:: GIVEN REQUEST ::
Return the listing below unchanged, minus its pictures.

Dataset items

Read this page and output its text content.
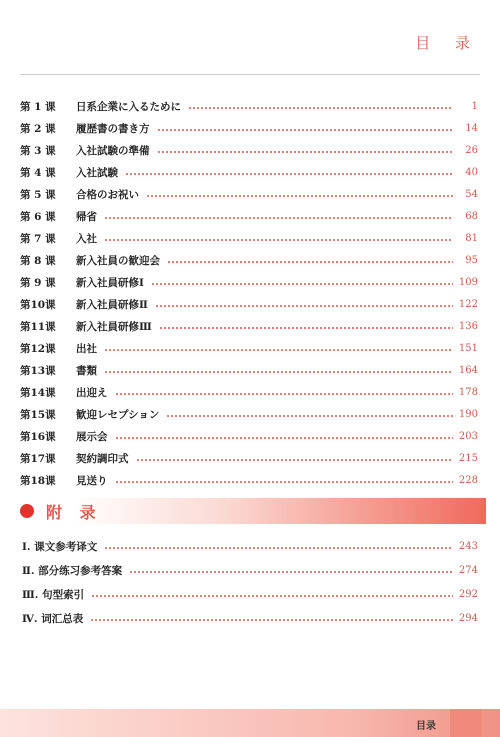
目 录
第 1 课	日系企業に入るために	1
第 2 课	履歴書の書き方	14
第 3 课	入社試験の準備	26
第 4 课	入社試験	40
第 5 课	合格のお祝い	54
第 6 课	帰省	68
第 7 课	入社	81
第 8 课	新入社員の歓迎会	95
第 9 课	新入社員研修Ⅰ	109
第10课	新入社員研修Ⅱ	122
第11课	新入社員研修Ⅲ	136
第12课	出社	151
第13课	書類	164
第14课	出迎え	178
第15课	歓迎レセプション	190
第16课	展示会	203
第17课	契約調印式	215
第18课	見送り	228
附 录
Ⅰ. 课文参考译文	243
Ⅱ. 部分练习参考答案	274
Ⅲ. 句型索引	292
Ⅳ. 词汇总表	294
目录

:: TASK OUTPUT ::
Read this page and output its text content.
目 录
第 1 课	日系企業に入るために	1
第 2 课	履歴書の書き方	14
第 3 课	入社試験の準備	26
第 4 课	入社試験	40
第 5 课	合格のお祝い	54
第 6 课	帰省	68
第 7 课	入社	81
第 8 课	新入社員の歓迎会	95
第 9 课	新入社員研修Ⅰ	109
第10课	新入社員研修Ⅱ	122
第11课	新入社員研修Ⅲ	136
第12课	出社	151
第13课	書類	164
第14课	出迎え	178
第15课	歓迎レセプション	190
第16课	展示会	203
第17课	契約調印式	215
第18课	見送り	228
附 录
Ⅰ. 课文参考译文	243
Ⅱ. 部分练习参考答案	274
Ⅲ. 句型索引	292
Ⅳ. 词汇总表	294
目录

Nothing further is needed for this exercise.